__Document text__

::::::

While as many as 7.2% of Oslo's population are Muslims, this figure is only 0.85% in Western Norway. There are two mosques, one in Bergen and Stavanger. In total, 10,685 people members of this religious community.

| Year | 2006 | 2007 | 2008 | 2009 |
|---|---|---|---|---|
| Islam in Western Norway | 8,697 | 9,540 | 9,578 | 10,685 |
| Percent | 0.72% | 0.78% | 0.77% | 0.85% |

===Buddhism===
Buddhism increased its number of adherents from 0 in 2004 to 2,082 in 2009.

::::::

__Material supplied__

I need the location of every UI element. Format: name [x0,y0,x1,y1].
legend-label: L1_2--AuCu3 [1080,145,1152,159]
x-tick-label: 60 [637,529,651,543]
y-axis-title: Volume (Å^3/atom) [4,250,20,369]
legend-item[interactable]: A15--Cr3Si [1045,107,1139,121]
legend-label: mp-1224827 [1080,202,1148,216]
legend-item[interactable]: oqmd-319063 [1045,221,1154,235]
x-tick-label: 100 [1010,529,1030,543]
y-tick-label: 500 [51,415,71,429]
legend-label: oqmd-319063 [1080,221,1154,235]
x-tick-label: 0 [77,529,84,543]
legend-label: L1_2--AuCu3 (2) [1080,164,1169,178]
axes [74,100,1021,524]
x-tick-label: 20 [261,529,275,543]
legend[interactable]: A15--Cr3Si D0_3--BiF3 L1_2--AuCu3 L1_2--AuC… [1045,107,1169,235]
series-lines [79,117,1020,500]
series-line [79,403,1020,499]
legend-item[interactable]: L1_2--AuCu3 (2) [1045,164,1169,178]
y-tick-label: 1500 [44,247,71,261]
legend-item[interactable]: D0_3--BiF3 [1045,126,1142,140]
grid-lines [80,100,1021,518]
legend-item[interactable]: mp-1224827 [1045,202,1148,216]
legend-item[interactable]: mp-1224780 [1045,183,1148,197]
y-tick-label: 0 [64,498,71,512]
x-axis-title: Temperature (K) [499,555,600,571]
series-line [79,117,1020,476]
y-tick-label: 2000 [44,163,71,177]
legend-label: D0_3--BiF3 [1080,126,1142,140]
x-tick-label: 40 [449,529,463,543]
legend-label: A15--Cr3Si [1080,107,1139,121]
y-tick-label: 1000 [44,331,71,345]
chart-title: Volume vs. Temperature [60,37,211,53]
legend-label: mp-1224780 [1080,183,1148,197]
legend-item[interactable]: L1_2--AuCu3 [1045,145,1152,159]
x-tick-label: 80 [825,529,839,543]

::::::

__Assignment__
Proceed with the text on religious communities in Western Norway, picking up after its last sentence on Buddhism.

__Reply to the exercise__
| Year | 2006 | 2007 | 2008 | 2009 |
|---|---|---|---|---|
| Buddhism in Western Norway | 1,489 | 1,583 | 1,689 | 2,082 |
| Percent | 0.12% | 0.13% | 0.13% | 0.16% |

===Others===

| Year | 2006 | 2007 | 2008 | 2009 |
|---|---|---|---|---|
| Baháʼí Faith, Judaism, Sikhism in Western Norway | 1,140 | 1,181 | 1,171 | 1,397 |
| Percent | 0.09% | 0.09% | 0.09% | 0.11% |

====Judaism====

Western Norway has a small Jewish community. There has never been a synagogue in this part of the country, but before World War II, there was one congregation in Bergen and one in Kristiansund.